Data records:
═══
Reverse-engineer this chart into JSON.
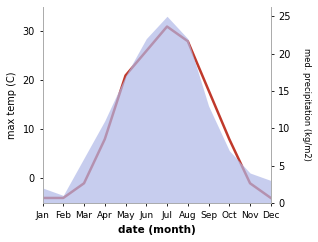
{
  "months": [
    "Jan",
    "Feb",
    "Mar",
    "Apr",
    "May",
    "Jun",
    "Jul",
    "Aug",
    "Sep",
    "Oct",
    "Nov",
    "Dec"
  ],
  "temperature": [
    -4,
    -4,
    -1,
    8,
    21,
    26,
    31,
    28,
    18,
    8,
    -1,
    -4
  ],
  "precipitation": [
    2,
    1,
    6,
    11,
    17,
    22,
    25,
    22,
    13,
    7,
    4,
    3
  ],
  "temp_color": "#c0392b",
  "precip_color": "#b0b8e8",
  "temp_ylim": [
    -5,
    35
  ],
  "temp_yticks": [
    0,
    10,
    20,
    30
  ],
  "precip_ylim": [
    0,
    26.25
  ],
  "precip_yticks": [
    0,
    5,
    10,
    15,
    20,
    25
  ],
  "xlabel": "date (month)",
  "ylabel_left": "max temp (C)",
  "ylabel_right": "med. precipitation (kg/m2)",
  "bg_color": "#ffffff"
}
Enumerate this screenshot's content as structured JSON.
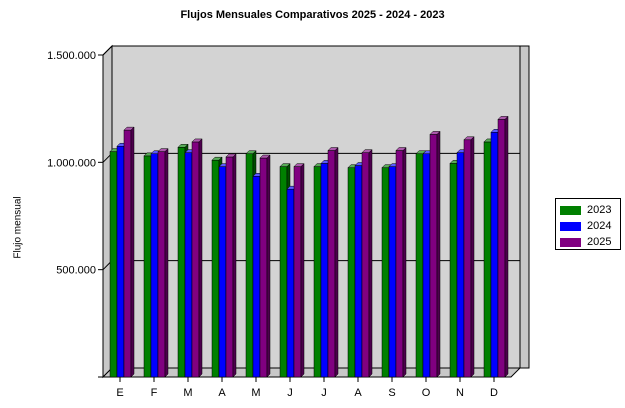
{
  "chart_data": {
    "type": "bar",
    "title": "Flujos Mensuales Comparativos 2025 - 2024 - 2023",
    "ylabel": "Flujo mensual",
    "xlabel": "",
    "categories": [
      "E",
      "F",
      "M",
      "A",
      "M",
      "J",
      "J",
      "A",
      "S",
      "O",
      "N",
      "D"
    ],
    "series": [
      {
        "name": "2023",
        "color": "#008000",
        "values": [
          1050000,
          1030000,
          1070000,
          1010000,
          1040000,
          980000,
          980000,
          975000,
          975000,
          1040000,
          995000,
          1095000
        ]
      },
      {
        "name": "2024",
        "color": "#0000ff",
        "values": [
          1075000,
          1040000,
          1045000,
          980000,
          935000,
          875000,
          995000,
          985000,
          980000,
          1040000,
          1045000,
          1140000
        ]
      },
      {
        "name": "2025",
        "color": "#800080",
        "values": [
          1150000,
          1050000,
          1095000,
          1025000,
          1020000,
          980000,
          1055000,
          1045000,
          1055000,
          1130000,
          1105000,
          1200000
        ]
      }
    ],
    "ylim": [
      0,
      1500000
    ],
    "yticks": [
      500000,
      1000000,
      1500000
    ],
    "ytick_labels": [
      "500.000",
      "1.000.000",
      "1.500.000"
    ],
    "grid": true,
    "legend_position": "right",
    "plot_background": "#d3d3d3"
  }
}
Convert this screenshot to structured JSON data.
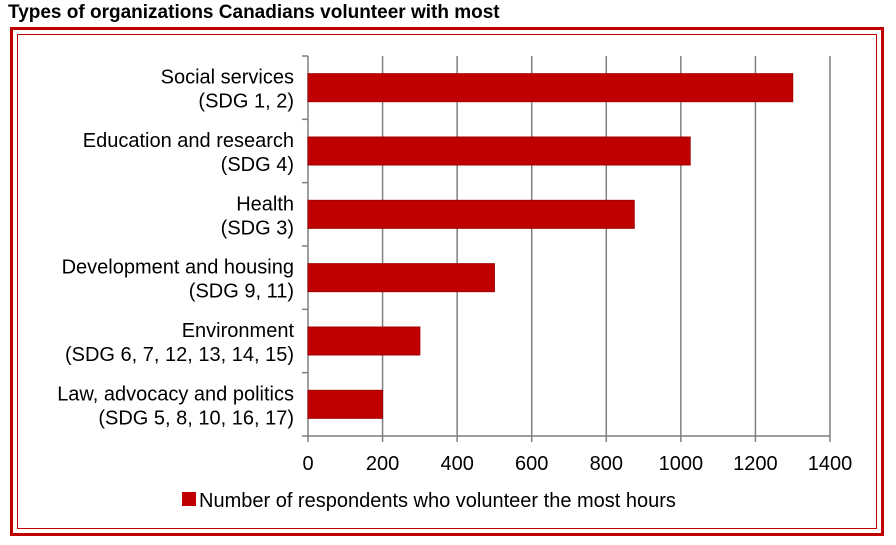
═══
> What you should do:
Select every line above that contains the word "this", and copy it.

> Exercise response:
Reverse-engineer this chart into JSON.
Enumerate this screenshot's content as structured JSON.
Convert this screenshot to structured JSON data.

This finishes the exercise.